» **Exercise**:
Please retype the records below exactly, leaving out any pictures.

Raw records
— Start —

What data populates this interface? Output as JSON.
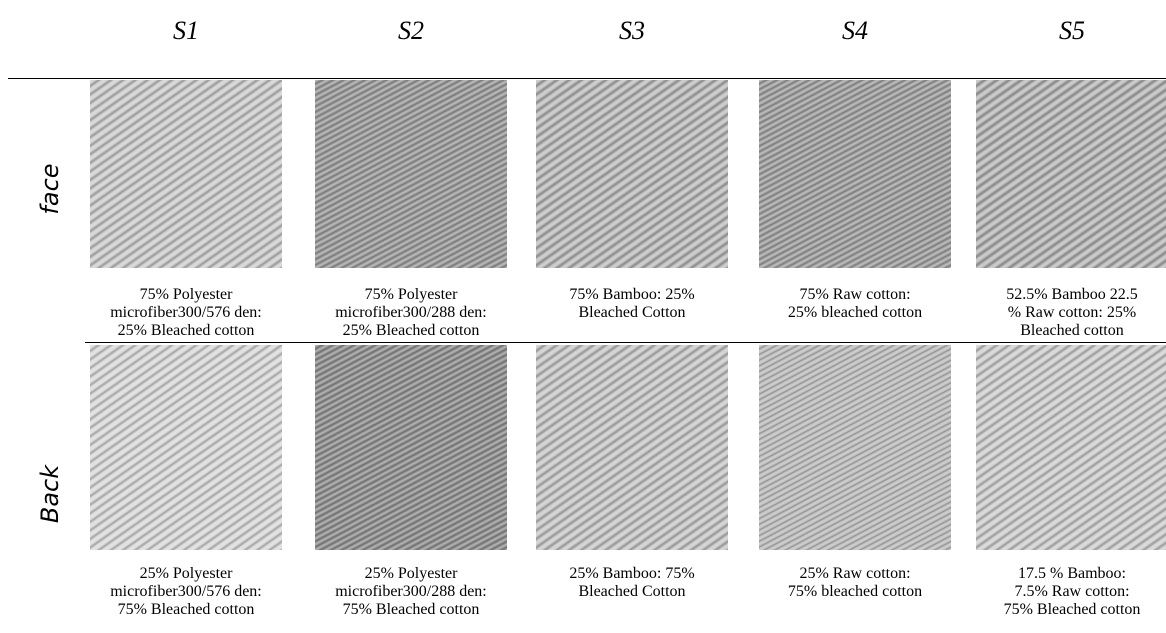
{
  "header": {
    "columns": [
      "S1",
      "S2",
      "S3",
      "S4",
      "S5"
    ]
  },
  "rows": [
    {
      "label": "face",
      "captions": [
        [
          "75% Polyester",
          "microfiber300/576 den:",
          "25% Bleached cotton"
        ],
        [
          "75% Polyester",
          "microfiber300/288 den:",
          "25% Bleached cotton"
        ],
        [
          "75% Bamboo: 25%",
          "Bleached Cotton"
        ],
        [
          "75% Raw cotton:",
          "25% bleached cotton"
        ],
        [
          "52.5% Bamboo 22.5",
          "% Raw cotton: 25%",
          "Bleached cotton"
        ]
      ]
    },
    {
      "label": "Back",
      "captions": [
        [
          "25% Polyester",
          "microfiber300/576 den:",
          "75% Bleached cotton"
        ],
        [
          "25% Polyester",
          "microfiber300/288 den:",
          "75% Bleached cotton"
        ],
        [
          "25% Bamboo: 75%",
          "Bleached Cotton"
        ],
        [
          "25% Raw cotton:",
          "75% bleached cotton"
        ],
        [
          "17.5 % Bamboo:",
          "7.5% Raw cotton:",
          "75% Bleached cotton"
        ]
      ]
    }
  ]
}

— End —

» **Exercise solution**:
What data populates this interface? Output as JSON.
{
  "header": {
    "columns": [
      "S1",
      "S2",
      "S3",
      "S4",
      "S5"
    ]
  },
  "rows": [
    {
      "label": "face",
      "captions": [
        [
          "75% Polyester",
          "microfiber300/576 den:",
          "25% Bleached cotton"
        ],
        [
          "75% Polyester",
          "microfiber300/288 den:",
          "25% Bleached cotton"
        ],
        [
          "75% Bamboo: 25%",
          "Bleached Cotton"
        ],
        [
          "75% Raw cotton:",
          "25% bleached cotton"
        ],
        [
          "52.5% Bamboo 22.5",
          "% Raw cotton: 25%",
          "Bleached cotton"
        ]
      ]
    },
    {
      "label": "Back",
      "captions": [
        [
          "25% Polyester",
          "microfiber300/576 den:",
          "75% Bleached cotton"
        ],
        [
          "25% Polyester",
          "microfiber300/288 den:",
          "75% Bleached cotton"
        ],
        [
          "25% Bamboo: 75%",
          "Bleached Cotton"
        ],
        [
          "25% Raw cotton:",
          "75% bleached cotton"
        ],
        [
          "17.5 % Bamboo:",
          "7.5% Raw cotton:",
          "75% Bleached cotton"
        ]
      ]
    }
  ]
}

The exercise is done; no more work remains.